[Begin Records to process]

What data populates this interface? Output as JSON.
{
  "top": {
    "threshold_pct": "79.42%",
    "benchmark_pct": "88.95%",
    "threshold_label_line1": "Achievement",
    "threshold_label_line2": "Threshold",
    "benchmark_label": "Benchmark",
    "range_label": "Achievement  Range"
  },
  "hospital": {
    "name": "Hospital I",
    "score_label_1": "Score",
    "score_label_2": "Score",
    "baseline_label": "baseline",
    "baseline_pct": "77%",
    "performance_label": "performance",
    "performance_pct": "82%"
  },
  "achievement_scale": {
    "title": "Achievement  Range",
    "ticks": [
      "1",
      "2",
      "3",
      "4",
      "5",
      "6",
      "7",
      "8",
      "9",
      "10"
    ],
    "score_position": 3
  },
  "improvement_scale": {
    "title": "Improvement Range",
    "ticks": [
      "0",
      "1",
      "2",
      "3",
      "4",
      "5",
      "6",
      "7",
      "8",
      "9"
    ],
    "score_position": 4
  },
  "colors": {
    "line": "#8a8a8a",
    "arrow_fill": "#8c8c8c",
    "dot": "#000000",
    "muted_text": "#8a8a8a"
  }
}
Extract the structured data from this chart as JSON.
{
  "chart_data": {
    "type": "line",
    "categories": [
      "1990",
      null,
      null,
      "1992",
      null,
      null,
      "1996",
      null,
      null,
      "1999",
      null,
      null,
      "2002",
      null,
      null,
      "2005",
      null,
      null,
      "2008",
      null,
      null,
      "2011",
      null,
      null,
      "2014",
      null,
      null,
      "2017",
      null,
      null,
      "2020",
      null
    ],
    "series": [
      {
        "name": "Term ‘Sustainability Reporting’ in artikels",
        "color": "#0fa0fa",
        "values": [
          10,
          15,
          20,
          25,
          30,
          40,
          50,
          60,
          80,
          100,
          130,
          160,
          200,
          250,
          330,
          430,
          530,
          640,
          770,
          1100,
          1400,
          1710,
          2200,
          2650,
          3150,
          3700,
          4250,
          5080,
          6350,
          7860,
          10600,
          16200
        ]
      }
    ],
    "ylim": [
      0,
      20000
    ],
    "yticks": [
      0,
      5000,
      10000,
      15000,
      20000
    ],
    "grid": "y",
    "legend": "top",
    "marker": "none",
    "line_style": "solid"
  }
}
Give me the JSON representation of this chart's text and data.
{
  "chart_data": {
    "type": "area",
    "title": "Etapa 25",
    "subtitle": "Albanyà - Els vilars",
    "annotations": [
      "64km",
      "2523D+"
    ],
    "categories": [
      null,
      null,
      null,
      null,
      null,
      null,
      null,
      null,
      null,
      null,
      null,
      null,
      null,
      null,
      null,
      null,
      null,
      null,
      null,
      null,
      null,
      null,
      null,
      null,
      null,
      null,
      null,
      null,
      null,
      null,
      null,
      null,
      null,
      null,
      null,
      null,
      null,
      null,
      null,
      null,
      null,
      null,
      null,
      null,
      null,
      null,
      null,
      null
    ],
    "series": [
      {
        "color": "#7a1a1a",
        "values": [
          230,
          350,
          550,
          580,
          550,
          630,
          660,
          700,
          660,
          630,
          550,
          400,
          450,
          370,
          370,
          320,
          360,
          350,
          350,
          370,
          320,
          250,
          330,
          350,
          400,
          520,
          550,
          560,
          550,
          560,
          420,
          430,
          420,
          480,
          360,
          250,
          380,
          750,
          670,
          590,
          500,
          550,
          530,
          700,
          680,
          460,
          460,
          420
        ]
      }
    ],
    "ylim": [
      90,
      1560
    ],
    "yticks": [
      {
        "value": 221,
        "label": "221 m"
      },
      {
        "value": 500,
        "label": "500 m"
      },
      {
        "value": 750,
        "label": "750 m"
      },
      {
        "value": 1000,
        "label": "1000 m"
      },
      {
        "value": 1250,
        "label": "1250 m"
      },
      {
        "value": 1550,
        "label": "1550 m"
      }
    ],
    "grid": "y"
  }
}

[End Records to process]

Exercise brief:
Transcribe the records above exactly as they appear.

Output of the exercise:
What data populates this interface? Output as JSON.
{
  "top": {
    "threshold_pct": "79.42%",
    "benchmark_pct": "88.95%",
    "threshold_label_line1": "Achievement",
    "threshold_label_line2": "Threshold",
    "benchmark_label": "Benchmark",
    "range_label": "Achievement  Range"
  },
  "hospital": {
    "name": "Hospital I",
    "score_label_1": "Score",
    "score_label_2": "Score",
    "baseline_label": "baseline",
    "baseline_pct": "77%",
    "performance_label": "performance",
    "performance_pct": "82%"
  },
  "achievement_scale": {
    "title": "Achievement  Range",
    "ticks": [
      "1",
      "2",
      "3",
      "4",
      "5",
      "6",
      "7",
      "8",
      "9",
      "10"
    ],
    "score_position": 3
  },
  "improvement_scale": {
    "title": "Improvement Range",
    "ticks": [
      "0",
      "1",
      "2",
      "3",
      "4",
      "5",
      "6",
      "7",
      "8",
      "9"
    ],
    "score_position": 4
  },
  "colors": {
    "line": "#8a8a8a",
    "arrow_fill": "#8c8c8c",
    "dot": "#000000",
    "muted_text": "#8a8a8a"
  }
}
Extract the structured data from this chart as JSON.
{
  "chart_data": {
    "type": "line",
    "categories": [
      "1990",
      null,
      null,
      "1992",
      null,
      null,
      "1996",
      null,
      null,
      "1999",
      null,
      null,
      "2002",
      null,
      null,
      "2005",
      null,
      null,
      "2008",
      null,
      null,
      "2011",
      null,
      null,
      "2014",
      null,
      null,
      "2017",
      null,
      null,
      "2020",
      null
    ],
    "series": [
      {
        "name": "Term ‘Sustainability Reporting’ in artikels",
        "color": "#0fa0fa",
        "values": [
          10,
          15,
          20,
          25,
          30,
          40,
          50,
          60,
          80,
          100,
          130,
          160,
          200,
          250,
          330,
          430,
          530,
          640,
          770,
          1100,
          1400,
          1710,
          2200,
          2650,
          3150,
          3700,
          4250,
          5080,
          6350,
          7860,
          10600,
          16200
        ]
      }
    ],
    "ylim": [
      0,
      20000
    ],
    "yticks": [
      0,
      5000,
      10000,
      15000,
      20000
    ],
    "grid": "y",
    "legend": "top",
    "marker": "none",
    "line_style": "solid"
  }
}
Give me the JSON representation of this chart's text and data.
{
  "chart_data": {
    "type": "area",
    "title": "Etapa 25",
    "subtitle": "Albanyà - Els vilars",
    "annotations": [
      "64km",
      "2523D+"
    ],
    "categories": [
      null,
      null,
      null,
      null,
      null,
      null,
      null,
      null,
      null,
      null,
      null,
      null,
      null,
      null,
      null,
      null,
      null,
      null,
      null,
      null,
      null,
      null,
      null,
      null,
      null,
      null,
      null,
      null,
      null,
      null,
      null,
      null,
      null,
      null,
      null,
      null,
      null,
      null,
      null,
      null,
      null,
      null,
      null,
      null,
      null,
      null,
      null,
      null
    ],
    "series": [
      {
        "color": "#7a1a1a",
        "values": [
          230,
          350,
          550,
          580,
          550,
          630,
          660,
          700,
          660,
          630,
          550,
          400,
          450,
          370,
          370,
          320,
          360,
          350,
          350,
          370,
          320,
          250,
          330,
          350,
          400,
          520,
          550,
          560,
          550,
          560,
          420,
          430,
          420,
          480,
          360,
          250,
          380,
          750,
          670,
          590,
          500,
          550,
          530,
          700,
          680,
          460,
          460,
          420
        ]
      }
    ],
    "ylim": [
      90,
      1560
    ],
    "yticks": [
      {
        "value": 221,
        "label": "221 m"
      },
      {
        "value": 500,
        "label": "500 m"
      },
      {
        "value": 750,
        "label": "750 m"
      },
      {
        "value": 1000,
        "label": "1000 m"
      },
      {
        "value": 1250,
        "label": "1250 m"
      },
      {
        "value": 1550,
        "label": "1550 m"
      }
    ],
    "grid": "y"
  }
}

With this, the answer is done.